### INSTRUCTION
Return every record below exactly as written, omitting any pictures.

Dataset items
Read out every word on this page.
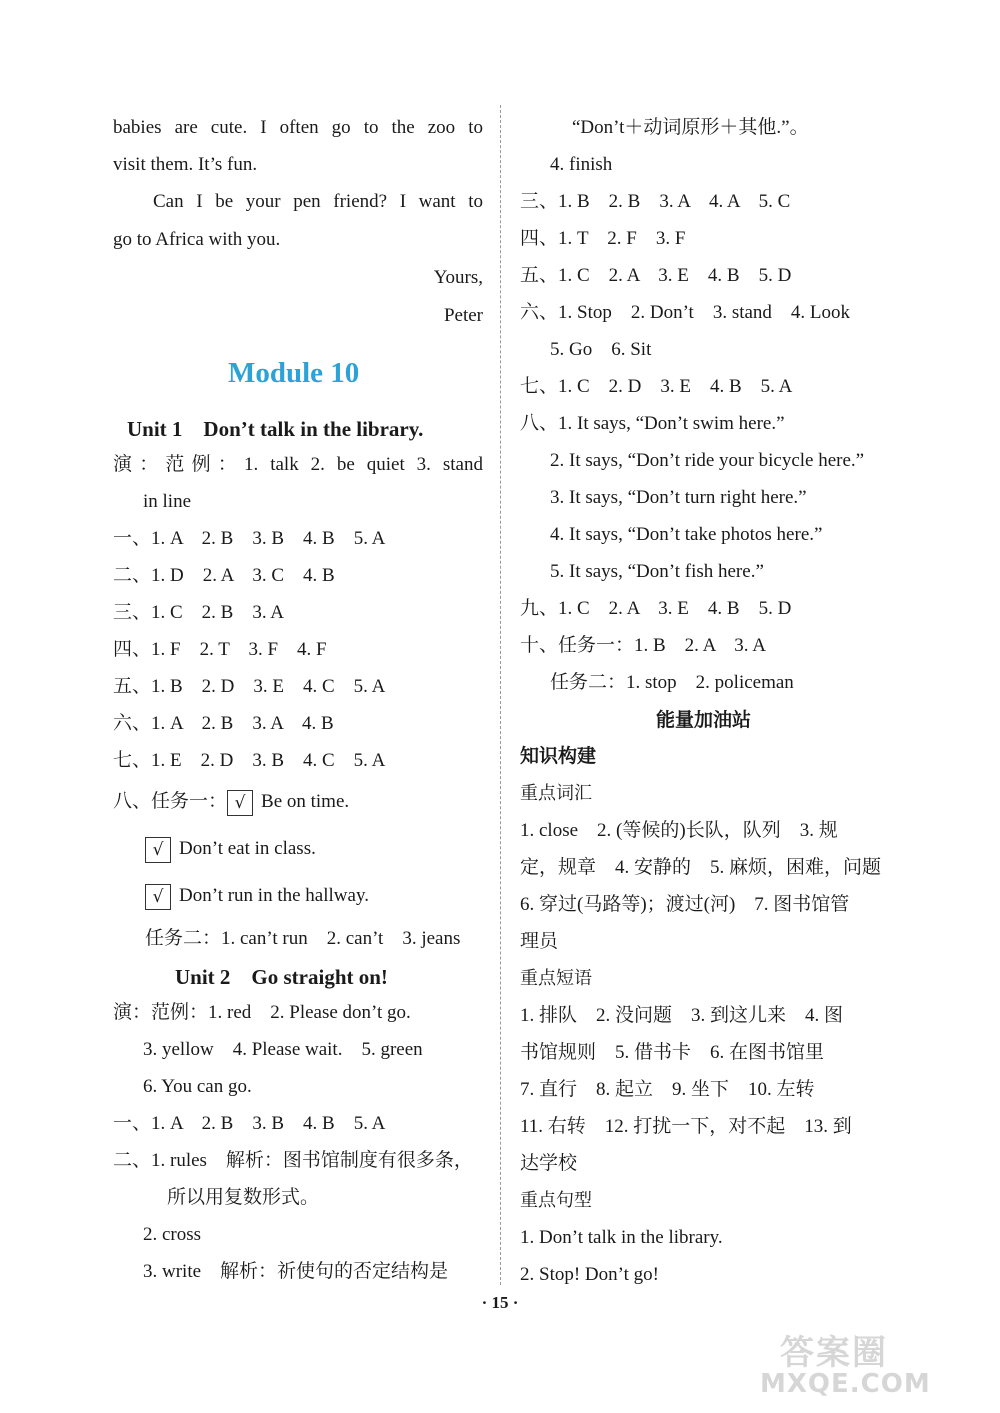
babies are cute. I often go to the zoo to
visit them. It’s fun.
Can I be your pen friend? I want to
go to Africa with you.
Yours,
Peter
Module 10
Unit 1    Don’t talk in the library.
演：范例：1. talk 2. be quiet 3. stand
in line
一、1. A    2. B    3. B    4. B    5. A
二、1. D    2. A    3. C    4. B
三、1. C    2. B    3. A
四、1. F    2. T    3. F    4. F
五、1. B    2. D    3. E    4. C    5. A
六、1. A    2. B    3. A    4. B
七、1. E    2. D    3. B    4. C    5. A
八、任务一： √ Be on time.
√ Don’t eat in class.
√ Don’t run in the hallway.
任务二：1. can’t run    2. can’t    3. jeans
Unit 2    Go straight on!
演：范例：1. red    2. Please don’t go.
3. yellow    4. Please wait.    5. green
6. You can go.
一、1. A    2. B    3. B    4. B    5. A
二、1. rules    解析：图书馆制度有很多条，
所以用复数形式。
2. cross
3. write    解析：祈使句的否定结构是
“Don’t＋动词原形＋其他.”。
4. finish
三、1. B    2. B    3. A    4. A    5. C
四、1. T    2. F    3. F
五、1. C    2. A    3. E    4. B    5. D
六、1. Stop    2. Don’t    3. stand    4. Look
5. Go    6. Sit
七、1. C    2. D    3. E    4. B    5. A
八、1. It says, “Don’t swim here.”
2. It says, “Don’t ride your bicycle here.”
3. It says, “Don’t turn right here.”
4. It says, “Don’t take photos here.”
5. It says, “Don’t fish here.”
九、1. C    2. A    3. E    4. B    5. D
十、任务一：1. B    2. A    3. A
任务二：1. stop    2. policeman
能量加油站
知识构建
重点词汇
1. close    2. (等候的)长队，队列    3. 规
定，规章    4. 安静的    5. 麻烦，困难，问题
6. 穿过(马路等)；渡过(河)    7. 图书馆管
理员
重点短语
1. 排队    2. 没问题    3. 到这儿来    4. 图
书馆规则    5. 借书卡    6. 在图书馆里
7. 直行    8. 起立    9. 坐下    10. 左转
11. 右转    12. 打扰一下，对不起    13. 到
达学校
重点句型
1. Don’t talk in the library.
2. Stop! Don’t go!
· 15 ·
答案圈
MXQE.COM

### RESULT OF THIS EXERCISE
Read out every word on this page.
babies are cute. I often go to the zoo to
visit them. It’s fun.
Can I be your pen friend? I want to
go to Africa with you.
Yours,
Peter
Module 10
Unit 1    Don’t talk in the library.
演：范例：1. talk 2. be quiet 3. stand
in line
一、1. A    2. B    3. B    4. B    5. A
二、1. D    2. A    3. C    4. B
三、1. C    2. B    3. A
四、1. F    2. T    3. F    4. F
五、1. B    2. D    3. E    4. C    5. A
六、1. A    2. B    3. A    4. B
七、1. E    2. D    3. B    4. C    5. A
八、任务一： √ Be on time.
√ Don’t eat in class.
√ Don’t run in the hallway.
任务二：1. can’t run    2. can’t    3. jeans
Unit 2    Go straight on!
演：范例：1. red    2. Please don’t go.
3. yellow    4. Please wait.    5. green
6. You can go.
一、1. A    2. B    3. B    4. B    5. A
二、1. rules    解析：图书馆制度有很多条，
所以用复数形式。
2. cross
3. write    解析：祈使句的否定结构是
“Don’t＋动词原形＋其他.”。
4. finish
三、1. B    2. B    3. A    4. A    5. C
四、1. T    2. F    3. F
五、1. C    2. A    3. E    4. B    5. D
六、1. Stop    2. Don’t    3. stand    4. Look
5. Go    6. Sit
七、1. C    2. D    3. E    4. B    5. A
八、1. It says, “Don’t swim here.”
2. It says, “Don’t ride your bicycle here.”
3. It says, “Don’t turn right here.”
4. It says, “Don’t take photos here.”
5. It says, “Don’t fish here.”
九、1. C    2. A    3. E    4. B    5. D
十、任务一：1. B    2. A    3. A
任务二：1. stop    2. policeman
能量加油站
知识构建
重点词汇
1. close    2. (等候的)长队，队列    3. 规
定，规章    4. 安静的    5. 麻烦，困难，问题
6. 穿过(马路等)；渡过(河)    7. 图书馆管
理员
重点短语
1. 排队    2. 没问题    3. 到这儿来    4. 图
书馆规则    5. 借书卡    6. 在图书馆里
7. 直行    8. 起立    9. 坐下    10. 左转
11. 右转    12. 打扰一下，对不起    13. 到
达学校
重点句型
1. Don’t talk in the library.
2. Stop! Don’t go!
· 15 ·
答案圈
MXQE.COM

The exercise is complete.